• **Work required**:
Set the listing down again exactly, please, apart from its pictures.

Rows from a dataset

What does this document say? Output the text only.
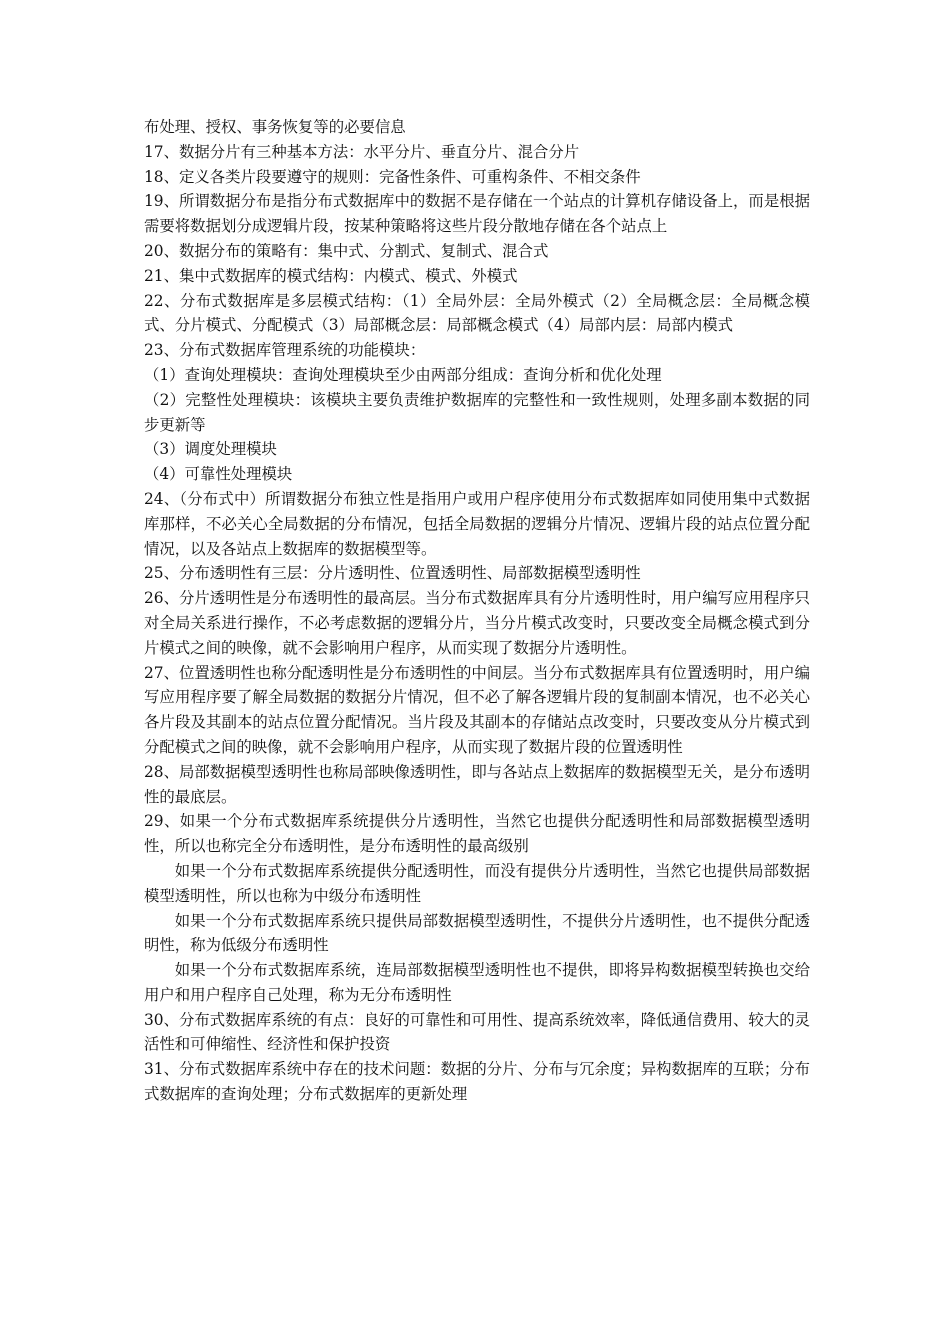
布处理、授权、事务恢复等的必要信息

17、数据分片有三种基本方法：水平分片、垂直分片、混合分片

18、定义各类片段要遵守的规则：完备性条件、可重构条件、不相交条件

19、所谓数据分布是指分布式数据库中的数据不是存储在一个站点的计算机存储设备上，而是根据需要将数据划分成逻辑片段，按某种策略将这些片段分散地存储在各个站点上

20、数据分布的策略有：集中式、分割式、复制式、混合式

21、集中式数据库的模式结构：内模式、模式、外模式

22、分布式数据库是多层模式结构：（1）全局外层：全局外模式（2）全局概念层：全局概念模式、分片模式、分配模式（3）局部概念层：局部概念模式（4）局部内层：局部内模式

23、分布式数据库管理系统的功能模块：

（1）查询处理模块：查询处理模块至少由两部分组成：查询分析和优化处理

（2）完整性处理模块：该模块主要负责维护数据库的完整性和一致性规则，处理多副本数据的同步更新等

（3）调度处理模块

（4）可靠性处理模块

24、（分布式中）所谓数据分布独立性是指用户或用户程序使用分布式数据库如同使用集中式数据库那样，不必关心全局数据的分布情况，包括全局数据的逻辑分片情况、逻辑片段的站点位置分配情况，以及各站点上数据库的数据模型等。

25、分布透明性有三层：分片透明性、位置透明性、局部数据模型透明性

26、分片透明性是分布透明性的最高层。当分布式数据库具有分片透明性时，用户编写应用程序只对全局关系进行操作，不必考虑数据的逻辑分片，当分片模式改变时，只要改变全局概念模式到分片模式之间的映像，就不会影响用户程序，从而实现了数据分片透明性。

27、位置透明性也称分配透明性是分布透明性的中间层。当分布式数据库具有位置透明时，用户编写应用程序要了解全局数据的数据分片情况，但不必了解各逻辑片段的复制副本情况，也不必关心各片段及其副本的站点位置分配情况。当片段及其副本的存储站点改变时，只要改变从分片模式到分配模式之间的映像，就不会影响用户程序，从而实现了数据片段的位置透明性

28、局部数据模型透明性也称局部映像透明性，即与各站点上数据库的数据模型无关，是分布透明性的最底层。

29、如果一个分布式数据库系统提供分片透明性，当然它也提供分配透明性和局部数据模型透明性，所以也称完全分布透明性，是分布透明性的最高级别

如果一个分布式数据库系统提供分配透明性，而没有提供分片透明性，当然它也提供局部数据模型透明性，所以也称为中级分布透明性

如果一个分布式数据库系统只提供局部数据模型透明性，不提供分片透明性，也不提供分配透明性，称为低级分布透明性

如果一个分布式数据库系统，连局部数据模型透明性也不提供，即将异构数据模型转换也交给用户和用户程序自己处理，称为无分布透明性

30、分布式数据库系统的有点：良好的可靠性和可用性、提高系统效率，降低通信费用、较大的灵活性和可伸缩性、经济性和保护投资

31、分布式数据库系统中存在的技术问题：数据的分片、分布与冗余度；异构数据库的互联；分布式数据库的查询处理；分布式数据库的更新处理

• **The output**:
What does this document say? Output the text only.
布处理、授权、事务恢复等的必要信息

17、数据分片有三种基本方法：水平分片、垂直分片、混合分片

18、定义各类片段要遵守的规则：完备性条件、可重构条件、不相交条件

19、所谓数据分布是指分布式数据库中的数据不是存储在一个站点的计算机存储设备上，而是根据需要将数据划分成逻辑片段，按某种策略将这些片段分散地存储在各个站点上

20、数据分布的策略有：集中式、分割式、复制式、混合式

21、集中式数据库的模式结构：内模式、模式、外模式

22、分布式数据库是多层模式结构：（1）全局外层：全局外模式（2）全局概念层：全局概念模式、分片模式、分配模式（3）局部概念层：局部概念模式（4）局部内层：局部内模式

23、分布式数据库管理系统的功能模块：

（1）查询处理模块：查询处理模块至少由两部分组成：查询分析和优化处理

（2）完整性处理模块：该模块主要负责维护数据库的完整性和一致性规则，处理多副本数据的同步更新等

（3）调度处理模块

（4）可靠性处理模块

24、（分布式中）所谓数据分布独立性是指用户或用户程序使用分布式数据库如同使用集中式数据库那样，不必关心全局数据的分布情况，包括全局数据的逻辑分片情况、逻辑片段的站点位置分配情况，以及各站点上数据库的数据模型等。

25、分布透明性有三层：分片透明性、位置透明性、局部数据模型透明性

26、分片透明性是分布透明性的最高层。当分布式数据库具有分片透明性时，用户编写应用程序只对全局关系进行操作，不必考虑数据的逻辑分片，当分片模式改变时，只要改变全局概念模式到分片模式之间的映像，就不会影响用户程序，从而实现了数据分片透明性。

27、位置透明性也称分配透明性是分布透明性的中间层。当分布式数据库具有位置透明时，用户编写应用程序要了解全局数据的数据分片情况，但不必了解各逻辑片段的复制副本情况，也不必关心各片段及其副本的站点位置分配情况。当片段及其副本的存储站点改变时，只要改变从分片模式到分配模式之间的映像，就不会影响用户程序，从而实现了数据片段的位置透明性

28、局部数据模型透明性也称局部映像透明性，即与各站点上数据库的数据模型无关，是分布透明性的最底层。

29、如果一个分布式数据库系统提供分片透明性，当然它也提供分配透明性和局部数据模型透明性，所以也称完全分布透明性，是分布透明性的最高级别

如果一个分布式数据库系统提供分配透明性，而没有提供分片透明性，当然它也提供局部数据模型透明性，所以也称为中级分布透明性

如果一个分布式数据库系统只提供局部数据模型透明性，不提供分片透明性，也不提供分配透明性，称为低级分布透明性

如果一个分布式数据库系统，连局部数据模型透明性也不提供，即将异构数据模型转换也交给用户和用户程序自己处理，称为无分布透明性

30、分布式数据库系统的有点：良好的可靠性和可用性、提高系统效率，降低通信费用、较大的灵活性和可伸缩性、经济性和保护投资

31、分布式数据库系统中存在的技术问题：数据的分片、分布与冗余度；异构数据库的互联；分布式数据库的查询处理；分布式数据库的更新处理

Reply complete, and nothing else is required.